[Collected data]
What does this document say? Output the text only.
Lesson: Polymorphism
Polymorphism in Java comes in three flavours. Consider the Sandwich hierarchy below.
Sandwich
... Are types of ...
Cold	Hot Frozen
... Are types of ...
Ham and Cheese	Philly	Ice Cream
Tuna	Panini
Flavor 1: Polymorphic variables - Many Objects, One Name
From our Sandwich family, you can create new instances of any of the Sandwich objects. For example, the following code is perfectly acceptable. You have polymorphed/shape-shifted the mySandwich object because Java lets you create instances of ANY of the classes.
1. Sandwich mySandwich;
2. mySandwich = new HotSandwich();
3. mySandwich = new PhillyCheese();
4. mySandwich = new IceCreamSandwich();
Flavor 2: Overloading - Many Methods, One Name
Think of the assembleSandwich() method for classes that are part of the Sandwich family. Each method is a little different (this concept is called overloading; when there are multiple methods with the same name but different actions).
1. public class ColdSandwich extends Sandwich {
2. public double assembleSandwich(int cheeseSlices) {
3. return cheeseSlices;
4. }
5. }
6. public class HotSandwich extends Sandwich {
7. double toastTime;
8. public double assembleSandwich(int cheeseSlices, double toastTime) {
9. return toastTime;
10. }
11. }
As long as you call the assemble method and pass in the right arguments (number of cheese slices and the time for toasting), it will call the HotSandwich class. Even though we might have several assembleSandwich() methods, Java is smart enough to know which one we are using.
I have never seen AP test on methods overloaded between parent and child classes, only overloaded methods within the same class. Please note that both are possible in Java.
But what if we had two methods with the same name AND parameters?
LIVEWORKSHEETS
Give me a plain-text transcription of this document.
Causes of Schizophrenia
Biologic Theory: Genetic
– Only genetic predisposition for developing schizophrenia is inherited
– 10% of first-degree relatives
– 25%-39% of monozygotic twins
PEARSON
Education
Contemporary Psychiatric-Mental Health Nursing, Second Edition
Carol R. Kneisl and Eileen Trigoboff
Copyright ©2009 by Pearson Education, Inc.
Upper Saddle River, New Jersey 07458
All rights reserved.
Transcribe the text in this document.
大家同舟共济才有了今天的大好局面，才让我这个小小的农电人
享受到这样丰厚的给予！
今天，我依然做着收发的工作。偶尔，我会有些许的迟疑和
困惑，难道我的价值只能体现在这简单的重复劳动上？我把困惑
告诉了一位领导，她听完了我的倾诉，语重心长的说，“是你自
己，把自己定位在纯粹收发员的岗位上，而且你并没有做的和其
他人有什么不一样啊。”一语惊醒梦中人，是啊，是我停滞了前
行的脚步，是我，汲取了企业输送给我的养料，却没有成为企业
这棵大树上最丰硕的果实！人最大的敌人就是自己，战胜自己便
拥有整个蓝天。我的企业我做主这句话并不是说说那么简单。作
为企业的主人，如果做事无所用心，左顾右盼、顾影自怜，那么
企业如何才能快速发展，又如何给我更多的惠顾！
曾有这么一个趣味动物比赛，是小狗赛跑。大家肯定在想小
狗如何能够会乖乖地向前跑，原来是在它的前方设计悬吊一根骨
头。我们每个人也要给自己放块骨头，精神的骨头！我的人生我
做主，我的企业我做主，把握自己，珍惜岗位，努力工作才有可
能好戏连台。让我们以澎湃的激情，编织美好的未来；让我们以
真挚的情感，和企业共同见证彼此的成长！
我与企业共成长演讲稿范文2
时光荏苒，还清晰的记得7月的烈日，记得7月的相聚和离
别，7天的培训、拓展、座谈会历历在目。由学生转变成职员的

What is expected: Which lines contain "text"? Copy each of them out.

Right answer:
What does this document say? Output the text only.
Give me a plain-text transcription of this document.
Transcribe the text in this document.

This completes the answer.